## BEGIN

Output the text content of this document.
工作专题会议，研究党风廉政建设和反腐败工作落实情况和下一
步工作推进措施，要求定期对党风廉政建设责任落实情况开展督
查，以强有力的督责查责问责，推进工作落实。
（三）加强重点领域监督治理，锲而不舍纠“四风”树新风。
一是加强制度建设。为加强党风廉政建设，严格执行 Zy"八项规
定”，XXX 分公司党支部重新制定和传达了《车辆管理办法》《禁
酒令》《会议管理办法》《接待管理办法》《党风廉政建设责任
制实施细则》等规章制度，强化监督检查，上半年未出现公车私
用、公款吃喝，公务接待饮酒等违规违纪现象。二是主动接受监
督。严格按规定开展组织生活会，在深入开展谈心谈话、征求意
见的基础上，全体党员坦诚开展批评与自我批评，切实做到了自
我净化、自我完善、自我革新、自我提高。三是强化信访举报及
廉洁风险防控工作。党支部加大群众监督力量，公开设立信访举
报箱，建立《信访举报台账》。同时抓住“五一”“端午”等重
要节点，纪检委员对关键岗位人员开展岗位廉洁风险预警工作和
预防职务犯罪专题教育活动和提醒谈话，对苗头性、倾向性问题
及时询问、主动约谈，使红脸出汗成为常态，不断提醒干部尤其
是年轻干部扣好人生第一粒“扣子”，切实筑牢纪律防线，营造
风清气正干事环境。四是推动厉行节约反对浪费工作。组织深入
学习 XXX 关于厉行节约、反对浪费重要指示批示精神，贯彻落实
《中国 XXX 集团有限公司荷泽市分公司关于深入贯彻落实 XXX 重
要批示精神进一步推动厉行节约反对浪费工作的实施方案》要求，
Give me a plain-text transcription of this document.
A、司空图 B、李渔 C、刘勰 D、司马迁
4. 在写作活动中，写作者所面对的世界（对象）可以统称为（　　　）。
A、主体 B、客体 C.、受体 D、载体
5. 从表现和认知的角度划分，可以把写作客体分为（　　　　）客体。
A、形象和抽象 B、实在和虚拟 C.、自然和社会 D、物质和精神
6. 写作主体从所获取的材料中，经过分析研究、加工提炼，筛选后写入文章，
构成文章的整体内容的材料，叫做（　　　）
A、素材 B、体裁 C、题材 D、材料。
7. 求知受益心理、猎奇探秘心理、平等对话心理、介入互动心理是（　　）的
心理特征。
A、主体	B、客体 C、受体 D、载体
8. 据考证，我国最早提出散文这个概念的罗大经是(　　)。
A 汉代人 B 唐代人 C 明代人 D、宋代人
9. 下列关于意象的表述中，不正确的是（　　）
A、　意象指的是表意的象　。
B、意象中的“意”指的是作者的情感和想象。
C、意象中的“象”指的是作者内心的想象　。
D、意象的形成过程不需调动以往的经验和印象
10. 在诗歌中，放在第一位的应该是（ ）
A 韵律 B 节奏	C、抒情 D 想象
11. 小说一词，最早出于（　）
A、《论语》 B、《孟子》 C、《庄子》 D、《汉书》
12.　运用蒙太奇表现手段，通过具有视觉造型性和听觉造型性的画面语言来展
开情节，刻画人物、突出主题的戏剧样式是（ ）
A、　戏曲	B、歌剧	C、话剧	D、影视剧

## END

Exercise directions
State how many lines of the listing include "document", and nothing more.

Solution
2